**Problem**
Rewrite the listing below, substituting "table-header" for each occurrence of "row-label" and leaving everything else untouched.
--- BEGIN Records provided ---
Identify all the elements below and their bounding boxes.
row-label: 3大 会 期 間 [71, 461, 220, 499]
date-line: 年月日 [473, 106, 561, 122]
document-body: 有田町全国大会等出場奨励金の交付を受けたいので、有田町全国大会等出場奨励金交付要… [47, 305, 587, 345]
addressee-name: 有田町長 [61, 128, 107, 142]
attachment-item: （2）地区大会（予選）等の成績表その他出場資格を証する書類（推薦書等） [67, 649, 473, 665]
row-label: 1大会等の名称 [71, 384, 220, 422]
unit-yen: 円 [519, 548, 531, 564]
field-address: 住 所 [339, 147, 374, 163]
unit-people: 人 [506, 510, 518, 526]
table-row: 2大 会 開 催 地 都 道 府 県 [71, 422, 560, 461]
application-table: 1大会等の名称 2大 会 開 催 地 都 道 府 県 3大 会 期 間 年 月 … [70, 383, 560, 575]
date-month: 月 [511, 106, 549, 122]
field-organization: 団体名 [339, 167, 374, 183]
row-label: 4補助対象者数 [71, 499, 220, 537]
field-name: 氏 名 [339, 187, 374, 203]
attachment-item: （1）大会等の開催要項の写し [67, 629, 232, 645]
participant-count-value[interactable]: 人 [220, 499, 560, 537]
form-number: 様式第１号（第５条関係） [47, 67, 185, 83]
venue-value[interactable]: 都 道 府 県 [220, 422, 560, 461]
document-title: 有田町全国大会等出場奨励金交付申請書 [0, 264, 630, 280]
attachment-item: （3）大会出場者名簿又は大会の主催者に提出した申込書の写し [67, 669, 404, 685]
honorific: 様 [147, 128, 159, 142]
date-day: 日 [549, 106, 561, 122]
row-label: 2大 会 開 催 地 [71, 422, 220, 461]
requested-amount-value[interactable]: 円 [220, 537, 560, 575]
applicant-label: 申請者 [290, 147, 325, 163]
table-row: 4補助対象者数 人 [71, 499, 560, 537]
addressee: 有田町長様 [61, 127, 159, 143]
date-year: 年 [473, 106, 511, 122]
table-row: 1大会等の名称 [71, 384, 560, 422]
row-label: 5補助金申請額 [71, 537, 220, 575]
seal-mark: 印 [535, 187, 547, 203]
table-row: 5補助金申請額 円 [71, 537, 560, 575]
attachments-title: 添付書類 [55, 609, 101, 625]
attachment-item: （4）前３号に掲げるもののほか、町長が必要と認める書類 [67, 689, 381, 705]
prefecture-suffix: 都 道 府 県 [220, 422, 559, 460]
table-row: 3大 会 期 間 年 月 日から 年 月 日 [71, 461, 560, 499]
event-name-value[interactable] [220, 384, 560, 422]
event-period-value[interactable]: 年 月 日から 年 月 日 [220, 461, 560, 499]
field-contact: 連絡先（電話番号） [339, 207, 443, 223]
--- END Records provided ---
**Exercise solution**
Identify all the elements below and their bounding boxes.
table-header: 3大 会 期 間 [71, 461, 220, 499]
date-line: 年月日 [473, 106, 561, 122]
document-body: 有田町全国大会等出場奨励金の交付を受けたいので、有田町全国大会等出場奨励金交付要… [47, 305, 587, 345]
addressee-name: 有田町長 [61, 128, 107, 142]
attachment-item: （2）地区大会（予選）等の成績表その他出場資格を証する書類（推薦書等） [67, 649, 473, 665]
table-header: 1大会等の名称 [71, 384, 220, 422]
unit-yen: 円 [519, 548, 531, 564]
field-address: 住 所 [339, 147, 374, 163]
unit-people: 人 [506, 510, 518, 526]
table-row: 2大 会 開 催 地 都 道 府 県 [71, 422, 560, 461]
application-table: 1大会等の名称 2大 会 開 催 地 都 道 府 県 3大 会 期 間 年 月 … [70, 383, 560, 575]
date-month: 月 [511, 106, 549, 122]
field-organization: 団体名 [339, 167, 374, 183]
table-header: 4補助対象者数 [71, 499, 220, 537]
field-name: 氏 名 [339, 187, 374, 203]
attachment-item: （1）大会等の開催要項の写し [67, 629, 232, 645]
participant-count-value[interactable]: 人 [220, 499, 560, 537]
form-number: 様式第１号（第５条関係） [47, 67, 185, 83]
venue-value[interactable]: 都 道 府 県 [220, 422, 560, 461]
document-title: 有田町全国大会等出場奨励金交付申請書 [0, 264, 630, 280]
attachment-item: （3）大会出場者名簿又は大会の主催者に提出した申込書の写し [67, 669, 404, 685]
honorific: 様 [147, 128, 159, 142]
date-day: 日 [549, 106, 561, 122]
table-header: 2大 会 開 催 地 [71, 422, 220, 461]
requested-amount-value[interactable]: 円 [220, 537, 560, 575]
applicant-label: 申請者 [290, 147, 325, 163]
table-row: 4補助対象者数 人 [71, 499, 560, 537]
addressee: 有田町長様 [61, 127, 159, 143]
date-year: 年 [473, 106, 511, 122]
table-row: 1大会等の名称 [71, 384, 560, 422]
table-header: 5補助金申請額 [71, 537, 220, 575]
seal-mark: 印 [535, 187, 547, 203]
table-row: 5補助金申請額 円 [71, 537, 560, 575]
attachments-title: 添付書類 [55, 609, 101, 625]
attachment-item: （4）前３号に掲げるもののほか、町長が必要と認める書類 [67, 689, 381, 705]
prefecture-suffix: 都 道 府 県 [220, 422, 559, 460]
table-row: 3大 会 期 間 年 月 日から 年 月 日 [71, 461, 560, 499]
event-name-value[interactable] [220, 384, 560, 422]
event-period-value[interactable]: 年 月 日から 年 月 日 [220, 461, 560, 499]
field-contact: 連絡先（電話番号） [339, 207, 443, 223]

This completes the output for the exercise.